Written exercise »
Provide the number of lines containing the word "screenshot", and nothing else.

Supplied data »
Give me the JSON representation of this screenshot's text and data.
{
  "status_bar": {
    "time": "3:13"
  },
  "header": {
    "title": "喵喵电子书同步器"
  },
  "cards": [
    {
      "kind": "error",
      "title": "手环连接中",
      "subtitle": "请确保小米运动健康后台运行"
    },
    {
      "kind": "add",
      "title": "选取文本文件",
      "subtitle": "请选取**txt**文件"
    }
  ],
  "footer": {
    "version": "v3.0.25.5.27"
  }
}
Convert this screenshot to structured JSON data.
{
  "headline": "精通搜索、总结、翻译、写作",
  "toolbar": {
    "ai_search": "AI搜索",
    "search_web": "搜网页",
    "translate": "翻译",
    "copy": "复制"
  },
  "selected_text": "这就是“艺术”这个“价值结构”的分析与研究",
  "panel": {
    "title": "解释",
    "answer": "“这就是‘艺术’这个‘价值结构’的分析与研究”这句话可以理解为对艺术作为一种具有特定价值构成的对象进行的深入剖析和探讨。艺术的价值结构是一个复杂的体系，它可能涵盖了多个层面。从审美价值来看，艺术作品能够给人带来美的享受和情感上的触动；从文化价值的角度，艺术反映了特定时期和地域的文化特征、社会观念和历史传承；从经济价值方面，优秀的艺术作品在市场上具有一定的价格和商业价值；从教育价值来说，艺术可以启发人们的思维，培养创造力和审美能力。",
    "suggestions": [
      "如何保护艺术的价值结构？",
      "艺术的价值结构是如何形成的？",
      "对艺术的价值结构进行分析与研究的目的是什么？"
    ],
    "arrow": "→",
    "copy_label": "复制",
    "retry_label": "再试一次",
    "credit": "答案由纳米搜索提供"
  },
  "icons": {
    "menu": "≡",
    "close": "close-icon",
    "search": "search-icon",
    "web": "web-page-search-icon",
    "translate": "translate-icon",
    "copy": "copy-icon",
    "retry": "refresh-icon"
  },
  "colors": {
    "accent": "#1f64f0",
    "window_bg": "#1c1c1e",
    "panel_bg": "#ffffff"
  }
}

Task output »
2